• [What is needed] Determine how many lines of the data below contain "white", then give only that number.

• [Material shown]
** begin **

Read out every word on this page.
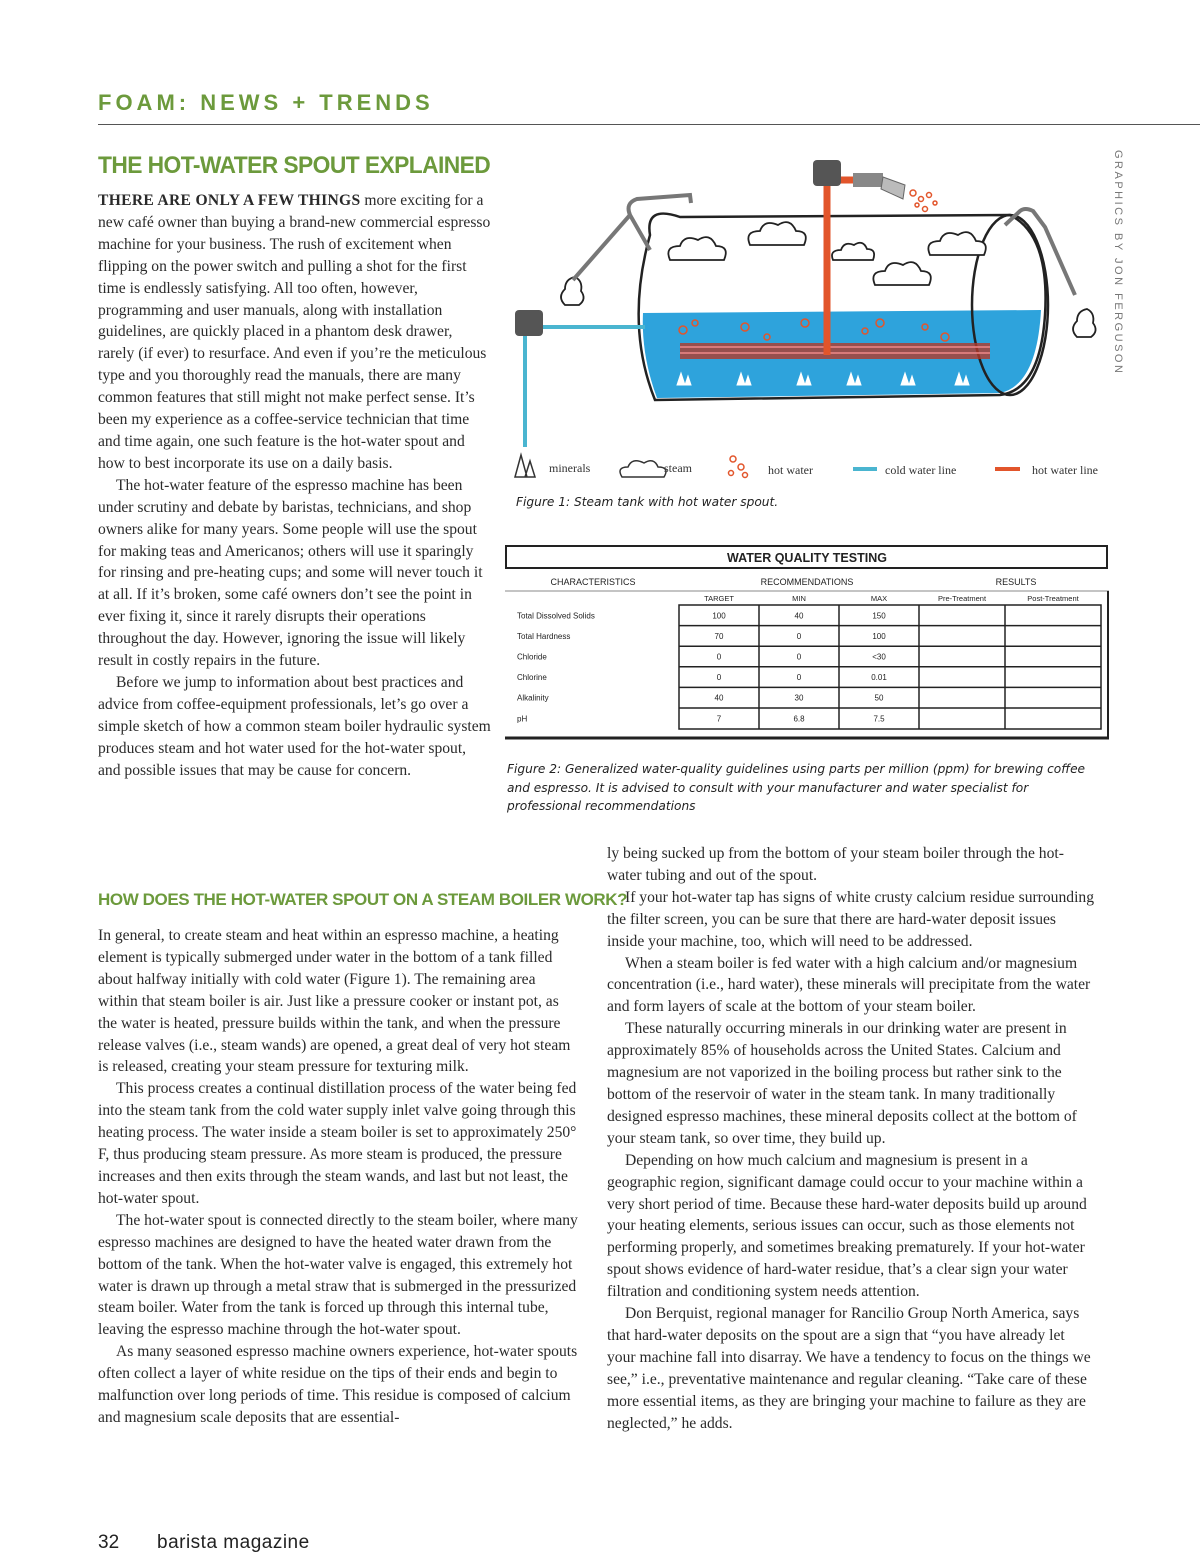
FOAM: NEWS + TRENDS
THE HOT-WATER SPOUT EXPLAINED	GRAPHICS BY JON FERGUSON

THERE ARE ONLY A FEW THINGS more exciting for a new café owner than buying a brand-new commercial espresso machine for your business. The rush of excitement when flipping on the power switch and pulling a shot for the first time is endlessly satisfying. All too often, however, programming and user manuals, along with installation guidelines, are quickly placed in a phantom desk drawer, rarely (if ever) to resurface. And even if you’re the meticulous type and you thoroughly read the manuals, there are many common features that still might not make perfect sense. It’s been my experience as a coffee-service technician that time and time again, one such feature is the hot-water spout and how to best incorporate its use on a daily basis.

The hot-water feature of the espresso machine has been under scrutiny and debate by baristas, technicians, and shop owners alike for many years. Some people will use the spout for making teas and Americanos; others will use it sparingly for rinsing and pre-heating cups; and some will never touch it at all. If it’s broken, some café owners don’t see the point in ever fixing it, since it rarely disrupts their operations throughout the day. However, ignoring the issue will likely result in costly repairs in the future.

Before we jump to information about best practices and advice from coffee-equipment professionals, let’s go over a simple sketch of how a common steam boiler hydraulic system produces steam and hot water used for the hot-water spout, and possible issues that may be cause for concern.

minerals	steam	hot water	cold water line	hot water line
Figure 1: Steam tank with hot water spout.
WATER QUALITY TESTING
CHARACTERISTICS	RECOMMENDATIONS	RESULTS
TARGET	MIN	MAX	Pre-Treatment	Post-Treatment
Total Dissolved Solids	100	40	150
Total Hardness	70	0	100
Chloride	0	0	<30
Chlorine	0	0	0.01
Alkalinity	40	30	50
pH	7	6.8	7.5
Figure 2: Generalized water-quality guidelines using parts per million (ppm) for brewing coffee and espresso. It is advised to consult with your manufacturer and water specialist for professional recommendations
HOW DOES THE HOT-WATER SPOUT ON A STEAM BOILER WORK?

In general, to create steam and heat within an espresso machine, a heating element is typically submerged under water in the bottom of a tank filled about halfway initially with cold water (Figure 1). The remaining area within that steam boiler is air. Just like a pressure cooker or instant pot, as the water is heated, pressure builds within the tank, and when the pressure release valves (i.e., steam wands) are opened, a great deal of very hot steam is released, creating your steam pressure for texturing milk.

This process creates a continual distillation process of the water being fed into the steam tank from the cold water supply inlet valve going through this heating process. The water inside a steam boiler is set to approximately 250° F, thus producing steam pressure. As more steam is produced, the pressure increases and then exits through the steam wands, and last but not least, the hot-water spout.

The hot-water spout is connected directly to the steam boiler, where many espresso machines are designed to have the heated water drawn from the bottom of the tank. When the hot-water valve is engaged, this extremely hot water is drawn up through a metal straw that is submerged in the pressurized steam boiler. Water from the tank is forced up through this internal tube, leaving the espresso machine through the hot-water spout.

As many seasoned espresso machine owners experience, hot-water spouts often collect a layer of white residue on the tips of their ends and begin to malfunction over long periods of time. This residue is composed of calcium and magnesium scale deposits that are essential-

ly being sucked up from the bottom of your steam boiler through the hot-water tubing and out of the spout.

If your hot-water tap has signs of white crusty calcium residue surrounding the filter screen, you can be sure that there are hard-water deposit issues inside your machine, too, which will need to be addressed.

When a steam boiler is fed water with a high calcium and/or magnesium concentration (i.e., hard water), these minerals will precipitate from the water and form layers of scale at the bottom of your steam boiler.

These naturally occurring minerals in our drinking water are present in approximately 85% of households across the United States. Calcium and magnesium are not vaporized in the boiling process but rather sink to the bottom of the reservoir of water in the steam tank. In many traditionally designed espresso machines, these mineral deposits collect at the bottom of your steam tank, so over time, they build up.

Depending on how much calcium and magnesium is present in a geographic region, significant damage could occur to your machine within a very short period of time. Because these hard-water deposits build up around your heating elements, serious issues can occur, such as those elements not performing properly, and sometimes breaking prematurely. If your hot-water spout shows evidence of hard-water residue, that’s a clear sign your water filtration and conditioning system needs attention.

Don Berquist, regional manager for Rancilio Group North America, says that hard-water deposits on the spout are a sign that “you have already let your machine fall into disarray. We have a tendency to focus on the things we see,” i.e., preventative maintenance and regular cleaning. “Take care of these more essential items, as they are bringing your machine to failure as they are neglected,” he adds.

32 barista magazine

** end **
** begin **

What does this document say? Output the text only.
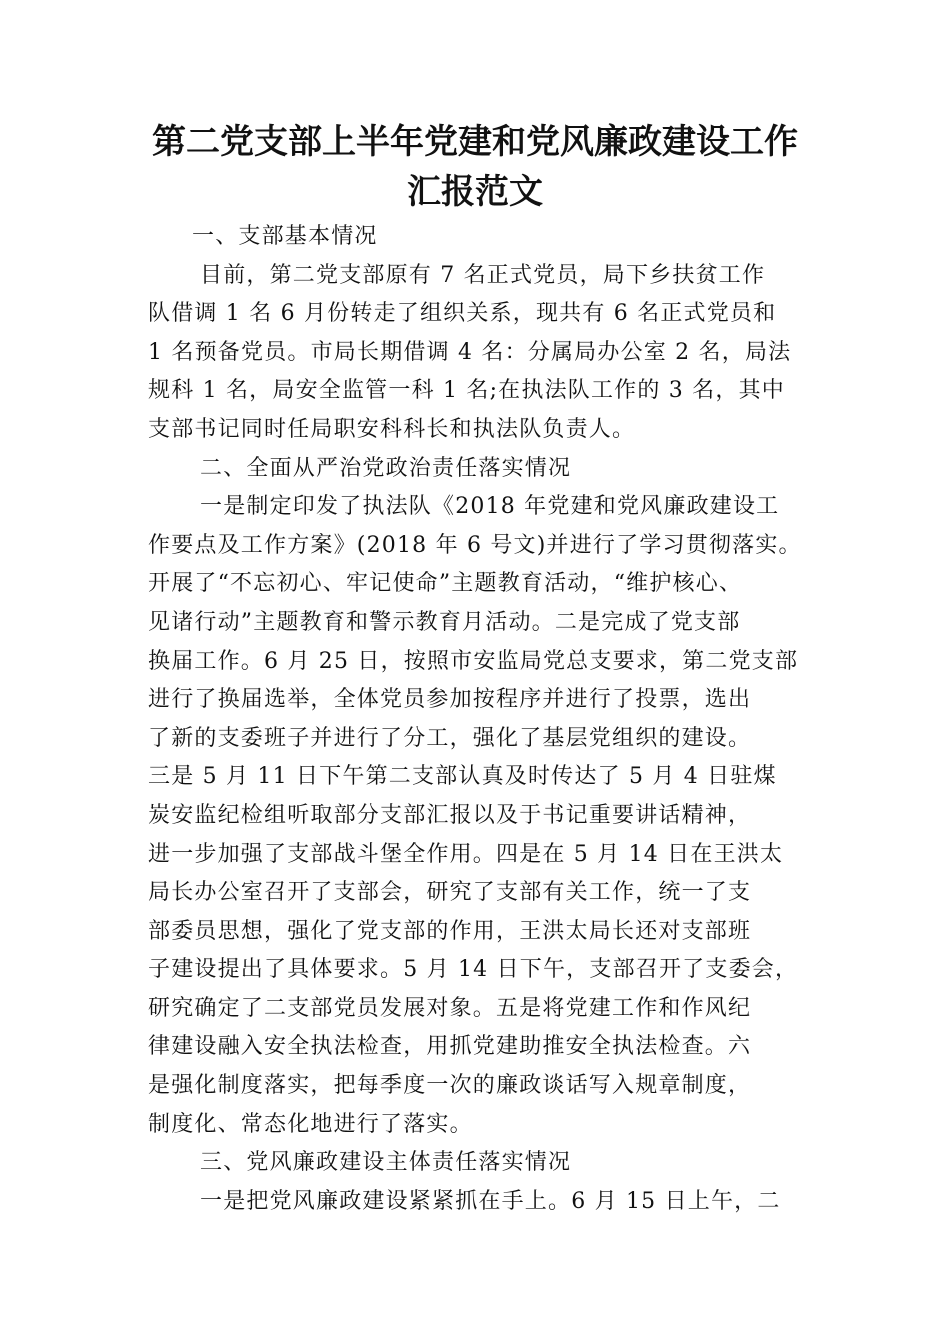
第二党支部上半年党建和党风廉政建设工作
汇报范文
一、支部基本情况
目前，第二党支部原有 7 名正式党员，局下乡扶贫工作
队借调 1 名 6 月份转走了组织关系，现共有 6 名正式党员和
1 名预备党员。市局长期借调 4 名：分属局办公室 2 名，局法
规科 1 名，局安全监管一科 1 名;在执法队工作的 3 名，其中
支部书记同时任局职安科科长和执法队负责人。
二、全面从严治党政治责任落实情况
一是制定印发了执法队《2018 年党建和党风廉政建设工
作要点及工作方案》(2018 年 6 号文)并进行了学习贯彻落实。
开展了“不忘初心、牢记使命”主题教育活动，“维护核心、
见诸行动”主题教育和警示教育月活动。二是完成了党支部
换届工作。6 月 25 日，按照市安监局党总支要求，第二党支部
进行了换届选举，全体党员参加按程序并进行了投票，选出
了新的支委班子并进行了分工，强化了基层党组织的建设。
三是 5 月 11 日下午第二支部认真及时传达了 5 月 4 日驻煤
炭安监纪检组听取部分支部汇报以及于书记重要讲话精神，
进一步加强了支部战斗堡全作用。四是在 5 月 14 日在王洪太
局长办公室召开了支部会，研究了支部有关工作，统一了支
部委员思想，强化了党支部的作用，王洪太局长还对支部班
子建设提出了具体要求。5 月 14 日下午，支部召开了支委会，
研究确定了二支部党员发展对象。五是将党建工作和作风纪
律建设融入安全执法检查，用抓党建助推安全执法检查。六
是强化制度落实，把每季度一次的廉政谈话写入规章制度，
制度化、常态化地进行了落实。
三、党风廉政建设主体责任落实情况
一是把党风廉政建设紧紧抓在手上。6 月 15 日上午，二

** end **

• [Result of this task] 2